▶ **Directions for this task**: Of the lines below, count those containing the word "process". Reply with the number alone.

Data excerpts

..............................

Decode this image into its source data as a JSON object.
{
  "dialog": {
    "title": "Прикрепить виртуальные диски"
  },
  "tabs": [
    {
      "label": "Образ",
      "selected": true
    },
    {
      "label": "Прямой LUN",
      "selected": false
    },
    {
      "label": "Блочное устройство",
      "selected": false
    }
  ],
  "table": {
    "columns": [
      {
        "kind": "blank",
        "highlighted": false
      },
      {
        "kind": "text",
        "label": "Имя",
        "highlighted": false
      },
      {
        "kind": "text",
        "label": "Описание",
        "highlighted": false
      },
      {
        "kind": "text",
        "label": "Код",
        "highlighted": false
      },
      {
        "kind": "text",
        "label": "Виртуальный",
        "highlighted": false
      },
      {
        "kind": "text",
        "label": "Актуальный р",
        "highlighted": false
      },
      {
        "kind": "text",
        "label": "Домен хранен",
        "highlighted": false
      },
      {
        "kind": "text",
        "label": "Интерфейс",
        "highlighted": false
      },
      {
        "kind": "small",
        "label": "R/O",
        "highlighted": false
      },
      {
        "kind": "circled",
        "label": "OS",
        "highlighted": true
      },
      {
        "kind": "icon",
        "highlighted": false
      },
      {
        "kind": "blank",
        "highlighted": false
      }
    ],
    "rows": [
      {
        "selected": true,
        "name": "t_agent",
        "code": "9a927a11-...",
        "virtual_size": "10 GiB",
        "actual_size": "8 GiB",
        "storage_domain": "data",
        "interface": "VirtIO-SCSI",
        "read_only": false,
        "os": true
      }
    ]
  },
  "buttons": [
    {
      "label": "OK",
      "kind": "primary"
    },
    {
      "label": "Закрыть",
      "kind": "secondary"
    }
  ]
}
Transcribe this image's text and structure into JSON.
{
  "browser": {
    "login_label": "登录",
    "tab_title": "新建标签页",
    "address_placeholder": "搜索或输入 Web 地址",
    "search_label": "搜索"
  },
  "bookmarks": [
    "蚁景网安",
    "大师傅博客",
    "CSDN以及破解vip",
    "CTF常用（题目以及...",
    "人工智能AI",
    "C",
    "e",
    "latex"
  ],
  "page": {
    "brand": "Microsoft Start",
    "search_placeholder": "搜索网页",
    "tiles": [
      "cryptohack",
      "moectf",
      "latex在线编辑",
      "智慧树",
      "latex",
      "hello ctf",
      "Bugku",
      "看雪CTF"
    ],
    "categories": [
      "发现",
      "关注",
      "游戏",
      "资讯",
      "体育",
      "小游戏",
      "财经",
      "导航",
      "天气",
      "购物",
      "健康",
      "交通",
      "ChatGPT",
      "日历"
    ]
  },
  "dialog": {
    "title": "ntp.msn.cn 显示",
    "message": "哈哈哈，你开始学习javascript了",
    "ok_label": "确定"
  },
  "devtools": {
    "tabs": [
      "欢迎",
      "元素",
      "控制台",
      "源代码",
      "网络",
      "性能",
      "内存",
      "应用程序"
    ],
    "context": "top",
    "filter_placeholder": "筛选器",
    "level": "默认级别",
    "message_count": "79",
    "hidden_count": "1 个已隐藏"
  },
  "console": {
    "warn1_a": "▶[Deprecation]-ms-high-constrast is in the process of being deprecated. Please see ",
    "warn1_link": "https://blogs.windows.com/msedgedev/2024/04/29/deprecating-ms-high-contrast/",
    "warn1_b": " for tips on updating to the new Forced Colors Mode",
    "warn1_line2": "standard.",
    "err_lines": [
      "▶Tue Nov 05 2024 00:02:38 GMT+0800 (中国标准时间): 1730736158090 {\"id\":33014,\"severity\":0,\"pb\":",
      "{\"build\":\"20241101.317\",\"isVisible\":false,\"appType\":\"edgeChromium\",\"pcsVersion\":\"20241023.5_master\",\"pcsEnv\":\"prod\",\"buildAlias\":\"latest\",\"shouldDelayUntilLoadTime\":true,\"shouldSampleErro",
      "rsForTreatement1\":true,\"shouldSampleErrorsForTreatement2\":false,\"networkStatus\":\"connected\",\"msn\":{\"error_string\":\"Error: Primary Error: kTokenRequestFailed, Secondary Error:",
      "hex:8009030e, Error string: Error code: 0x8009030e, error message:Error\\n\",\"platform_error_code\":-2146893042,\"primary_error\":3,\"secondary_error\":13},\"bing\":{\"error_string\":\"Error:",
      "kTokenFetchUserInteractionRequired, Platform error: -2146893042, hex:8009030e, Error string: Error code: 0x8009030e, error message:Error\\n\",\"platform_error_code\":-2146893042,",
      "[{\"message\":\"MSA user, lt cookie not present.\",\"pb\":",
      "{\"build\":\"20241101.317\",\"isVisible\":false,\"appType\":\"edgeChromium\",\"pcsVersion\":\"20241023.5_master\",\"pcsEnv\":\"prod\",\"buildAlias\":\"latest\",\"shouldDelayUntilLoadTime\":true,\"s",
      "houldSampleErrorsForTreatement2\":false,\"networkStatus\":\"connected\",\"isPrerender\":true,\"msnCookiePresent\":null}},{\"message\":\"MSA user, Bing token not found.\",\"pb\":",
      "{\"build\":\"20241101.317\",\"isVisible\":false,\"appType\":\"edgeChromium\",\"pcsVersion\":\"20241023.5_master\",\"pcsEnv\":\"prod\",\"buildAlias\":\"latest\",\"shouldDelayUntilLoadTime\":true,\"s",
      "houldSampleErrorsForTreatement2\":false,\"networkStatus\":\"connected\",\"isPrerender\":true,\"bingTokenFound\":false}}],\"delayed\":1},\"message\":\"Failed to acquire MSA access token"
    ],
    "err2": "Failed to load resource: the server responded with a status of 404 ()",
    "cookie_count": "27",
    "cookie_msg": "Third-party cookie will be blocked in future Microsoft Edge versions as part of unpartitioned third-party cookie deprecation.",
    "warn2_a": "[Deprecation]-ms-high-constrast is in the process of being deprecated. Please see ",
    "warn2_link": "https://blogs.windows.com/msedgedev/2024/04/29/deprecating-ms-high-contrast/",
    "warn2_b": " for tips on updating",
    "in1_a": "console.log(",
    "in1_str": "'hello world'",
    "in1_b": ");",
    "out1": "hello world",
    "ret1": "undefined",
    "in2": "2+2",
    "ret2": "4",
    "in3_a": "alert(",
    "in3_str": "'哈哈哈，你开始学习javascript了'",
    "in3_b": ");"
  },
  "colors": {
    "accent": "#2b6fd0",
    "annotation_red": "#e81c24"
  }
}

..............................

▶ **Written answer**: 2